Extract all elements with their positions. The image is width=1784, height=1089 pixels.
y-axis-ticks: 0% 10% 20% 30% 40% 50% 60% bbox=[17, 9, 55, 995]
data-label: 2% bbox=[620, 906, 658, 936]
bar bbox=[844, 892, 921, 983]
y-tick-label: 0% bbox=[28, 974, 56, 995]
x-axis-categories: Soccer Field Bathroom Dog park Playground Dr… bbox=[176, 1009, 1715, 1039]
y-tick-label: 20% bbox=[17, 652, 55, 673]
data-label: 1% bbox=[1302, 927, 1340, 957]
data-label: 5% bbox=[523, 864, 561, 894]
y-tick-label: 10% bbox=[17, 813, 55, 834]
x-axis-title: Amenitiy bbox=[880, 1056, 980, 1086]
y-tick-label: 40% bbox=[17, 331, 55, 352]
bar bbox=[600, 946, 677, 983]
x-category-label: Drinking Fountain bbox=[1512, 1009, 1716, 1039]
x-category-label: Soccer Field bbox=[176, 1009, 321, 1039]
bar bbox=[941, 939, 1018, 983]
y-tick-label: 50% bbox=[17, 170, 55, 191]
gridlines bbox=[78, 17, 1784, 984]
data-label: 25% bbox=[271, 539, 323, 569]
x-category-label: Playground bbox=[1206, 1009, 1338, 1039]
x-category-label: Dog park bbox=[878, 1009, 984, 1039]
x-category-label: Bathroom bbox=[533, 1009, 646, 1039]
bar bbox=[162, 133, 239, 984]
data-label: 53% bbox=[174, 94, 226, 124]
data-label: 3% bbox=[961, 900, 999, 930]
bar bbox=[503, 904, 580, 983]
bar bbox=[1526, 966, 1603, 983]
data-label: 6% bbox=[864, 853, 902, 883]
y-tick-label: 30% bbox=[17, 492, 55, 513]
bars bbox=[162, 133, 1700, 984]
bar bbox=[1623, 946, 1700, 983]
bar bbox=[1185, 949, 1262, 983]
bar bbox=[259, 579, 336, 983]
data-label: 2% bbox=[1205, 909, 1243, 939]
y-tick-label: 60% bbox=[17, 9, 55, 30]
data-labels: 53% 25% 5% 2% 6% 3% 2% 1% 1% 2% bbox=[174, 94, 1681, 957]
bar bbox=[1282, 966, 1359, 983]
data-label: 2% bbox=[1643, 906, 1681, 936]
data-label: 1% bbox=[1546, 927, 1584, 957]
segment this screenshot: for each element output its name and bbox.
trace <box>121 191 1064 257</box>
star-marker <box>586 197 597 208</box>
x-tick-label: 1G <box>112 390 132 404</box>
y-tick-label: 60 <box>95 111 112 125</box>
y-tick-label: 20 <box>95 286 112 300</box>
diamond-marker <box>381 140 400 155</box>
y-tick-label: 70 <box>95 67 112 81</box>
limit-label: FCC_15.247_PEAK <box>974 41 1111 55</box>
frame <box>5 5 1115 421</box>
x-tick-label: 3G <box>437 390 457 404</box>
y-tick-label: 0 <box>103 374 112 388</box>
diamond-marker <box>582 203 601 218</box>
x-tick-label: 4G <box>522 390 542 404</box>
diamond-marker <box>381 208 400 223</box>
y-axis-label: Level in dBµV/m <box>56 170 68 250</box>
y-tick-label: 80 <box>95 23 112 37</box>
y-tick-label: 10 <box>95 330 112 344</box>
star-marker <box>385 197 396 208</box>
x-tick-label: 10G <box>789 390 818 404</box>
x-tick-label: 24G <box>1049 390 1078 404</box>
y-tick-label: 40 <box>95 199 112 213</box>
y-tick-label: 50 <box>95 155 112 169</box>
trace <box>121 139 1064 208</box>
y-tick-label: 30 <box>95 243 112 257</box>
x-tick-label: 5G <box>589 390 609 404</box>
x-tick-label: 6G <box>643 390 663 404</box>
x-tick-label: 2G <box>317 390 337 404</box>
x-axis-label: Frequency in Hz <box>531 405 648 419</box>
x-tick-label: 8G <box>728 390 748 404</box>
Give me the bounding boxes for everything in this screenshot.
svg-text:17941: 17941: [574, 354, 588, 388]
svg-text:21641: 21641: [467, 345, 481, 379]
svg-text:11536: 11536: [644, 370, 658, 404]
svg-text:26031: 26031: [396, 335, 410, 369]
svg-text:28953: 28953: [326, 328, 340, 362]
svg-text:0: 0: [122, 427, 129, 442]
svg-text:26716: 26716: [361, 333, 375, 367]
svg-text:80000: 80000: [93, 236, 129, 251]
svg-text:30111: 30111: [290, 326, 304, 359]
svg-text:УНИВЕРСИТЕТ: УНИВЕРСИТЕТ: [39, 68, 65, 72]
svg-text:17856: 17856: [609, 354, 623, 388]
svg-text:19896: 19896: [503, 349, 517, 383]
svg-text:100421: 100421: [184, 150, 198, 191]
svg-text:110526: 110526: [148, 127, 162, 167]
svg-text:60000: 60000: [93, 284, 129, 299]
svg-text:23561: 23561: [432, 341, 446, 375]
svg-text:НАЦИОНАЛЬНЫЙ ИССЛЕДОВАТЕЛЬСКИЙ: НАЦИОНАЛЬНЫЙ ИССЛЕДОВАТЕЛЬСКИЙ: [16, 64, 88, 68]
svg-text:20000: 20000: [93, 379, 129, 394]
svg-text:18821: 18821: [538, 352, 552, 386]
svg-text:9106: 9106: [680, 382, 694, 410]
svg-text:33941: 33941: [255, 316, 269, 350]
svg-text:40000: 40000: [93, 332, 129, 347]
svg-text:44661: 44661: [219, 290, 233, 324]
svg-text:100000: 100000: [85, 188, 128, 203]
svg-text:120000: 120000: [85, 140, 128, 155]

# # # # # # #

> **Problem requirements**: Render each line of the records above as a JSON array of strings, with one string per line and blank lines omitted.

> **Task solution**:
[
  "Extract all elements with their positions. The image is width=1784, height=1089 pixels.",
  "y-axis-ticks: 0% 10% 20% 30% 40% 50% 60% bbox=[17, 9, 55, 995]",
  "data-label: 2% bbox=[620, 906, 658, 936]",
  "bar bbox=[844, 892, 921, 983]",
  "y-tick-label: 0% bbox=[28, 974, 56, 995]",
  "x-axis-categories: Soccer Field Bathroom Dog park Playground Dr… bbox=[176, 1009, 1715, 1039]",
  "y-tick-label: 20% bbox=[17, 652, 55, 673]",
  "data-label: 1% bbox=[1302, 927, 1340, 957]",
  "data-label: 5% bbox=[523, 864, 561, 894]",
  "y-tick-label: 10% bbox=[17, 813, 55, 834]",
  "x-axis-title: Amenitiy bbox=[880, 1056, 980, 1086]",
  "y-tick-label: 40% bbox=[17, 331, 55, 352]",
  "bar bbox=[600, 946, 677, 983]",
  "x-category-label: Drinking Fountain bbox=[1512, 1009, 1716, 1039]",
  "x-category-label: Soccer Field bbox=[176, 1009, 321, 1039]",
  "bar bbox=[941, 939, 1018, 983]",
  "y-tick-label: 50% bbox=[17, 170, 55, 191]",
  "gridlines bbox=[78, 17, 1784, 984]",
  "data-label: 25% bbox=[271, 539, 323, 569]",
  "x-category-label: Playground bbox=[1206, 1009, 1338, 1039]",
  "x-category-label: Dog park bbox=[878, 1009, 984, 1039]",
  "x-category-label: Bathroom bbox=[533, 1009, 646, 1039]",
  "bar bbox=[162, 133, 239, 984]",
  "data-label: 53% bbox=[174, 94, 226, 124]",
  "data-label: 3% bbox=[961, 900, 999, 930]",
  "bar bbox=[503, 904, 580, 983]",
  "bar bbox=[1526, 966, 1603, 983]",
  "data-label: 6% bbox=[864, 853, 902, 883]",
  "y-tick-label: 30% bbox=[17, 492, 55, 513]",
  "bars bbox=[162, 133, 1700, 984]",
  "bar bbox=[1623, 946, 1700, 983]",
  "bar bbox=[1185, 949, 1262, 983]",
  "bar bbox=[259, 579, 336, 983]",
  "data-label: 2% bbox=[1205, 909, 1243, 939]",
  "y-tick-label: 60% bbox=[17, 9, 55, 30]",
  "data-labels: 53% 25% 5% 2% 6% 3% 2% 1% 1% 2% bbox=[174, 94, 1681, 957]",
  "bar bbox=[1282, 966, 1359, 983]",
  "data-label: 2% bbox=[1643, 906, 1681, 936]",
  "data-label: 1% bbox=[1546, 927, 1584, 957]",
  "segment this screenshot: for each element output its name and bbox.",
  "trace <box>121 191 1064 257</box>",
  "star-marker <box>586 197 597 208</box>",
  "x-tick-label: 1G <box>112 390 132 404</box>",
  "y-tick-label: 60 <box>95 111 112 125</box>",
  "y-tick-label: 20 <box>95 286 112 300</box>",
  "diamond-marker <box>381 140 400 155</box>",
  "y-tick-label: 70 <box>95 67 112 81</box>",
  "limit-label: FCC_15.247_PEAK <box>974 41 1111 55</box>",
  "frame <box>5 5 1115 421</box>",
  "x-tick-label: 3G <box>437 390 457 404</box>",
  "y-tick-label: 0 <box>103 374 112 388</box>",
  "diamond-marker <box>582 203 601 218</box>",
  "x-tick-label: 4G <box>522 390 542 404</box>",
  "diamond-marker <box>381 208 400 223</box>",
  "y-axis-label: Level in dBµV/m <box>56 170 68 250</box>",
  "y-tick-label: 80 <box>95 23 112 37</box>",
  "y-tick-label: 10 <box>95 330 112 344</box>",
  "star-marker <box>385 197 396 208</box>",
  "x-tick-label: 10G <box>789 390 818 404</box>",
  "x-tick-label: 24G <box>1049 390 1078 404</box>",
  "y-tick-label: 40 <box>95 199 112 213</box>",
  "y-tick-label: 50 <box>95 155 112 169</box>",
  "trace <box>121 139 1064 208</box>",
  "y-tick-label: 30 <box>95 243 112 257</box>",
  "x-tick-label: 5G <box>589 390 609 404</box>",
  "x-tick-label: 6G <box>643 390 663 404</box>",
  "x-tick-label: 2G <box>317 390 337 404</box>",
  "x-axis-label: Frequency in Hz <box>531 405 648 419</box>",
  "x-tick-label: 8G <box>728 390 748 404</box>",
  "Give me the bounding boxes for everything in this screenshot.",
  "svg-text:17941: 17941: [574, 354, 588, 388]",
  "svg-text:21641: 21641: [467, 345, 481, 379]",
  "svg-text:11536: 11536: [644, 370, 658, 404]",
  "svg-text:26031: 26031: [396, 335, 410, 369]",
  "svg-text:28953: 28953: [326, 328, 340, 362]",
  "svg-text:0: 0: [122, 427, 129, 442]",
  "svg-text:26716: 26716: [361, 333, 375, 367]",
  "svg-text:80000: 80000: [93, 236, 129, 251]",
  "svg-text:30111: 30111: [290, 326, 304, 359]",
  "svg-text:УНИВЕРСИТЕТ: УНИВЕРСИТЕТ: [39, 68, 65, 72]",
  "svg-text:17856: 17856: [609, 354, 623, 388]",
  "svg-text:19896: 19896: [503, 349, 517, 383]",
  "svg-text:100421: 100421: [184, 150, 198, 191]",
  "svg-text:110526: 110526: [148, 127, 162, 167]",
  "svg-text:60000: 60000: [93, 284, 129, 299]",
  "svg-text:23561: 23561: [432, 341, 446, 375]",
  "svg-text:НАЦИОНАЛЬНЫЙ ИССЛЕДОВАТЕЛЬСКИЙ: НАЦИОНАЛЬНЫЙ ИССЛЕДОВАТЕЛЬСКИЙ: [16, 64, 88, 68]",
  "svg-text:20000: 20000: [93, 379, 129, 394]",
  "svg-text:18821: 18821: [538, 352, 552, 386]",
  "svg-text:9106: 9106: [680, 382, 694, 410]",
  "svg-text:33941: 33941: [255, 316, 269, 350]",
  "svg-text:40000: 40000: [93, 332, 129, 347]",
  "svg-text:44661: 44661: [219, 290, 233, 324]",
  "svg-text:100000: 100000: [85, 188, 128, 203]",
  "svg-text:120000: 120000: [85, 140, 128, 155]"
]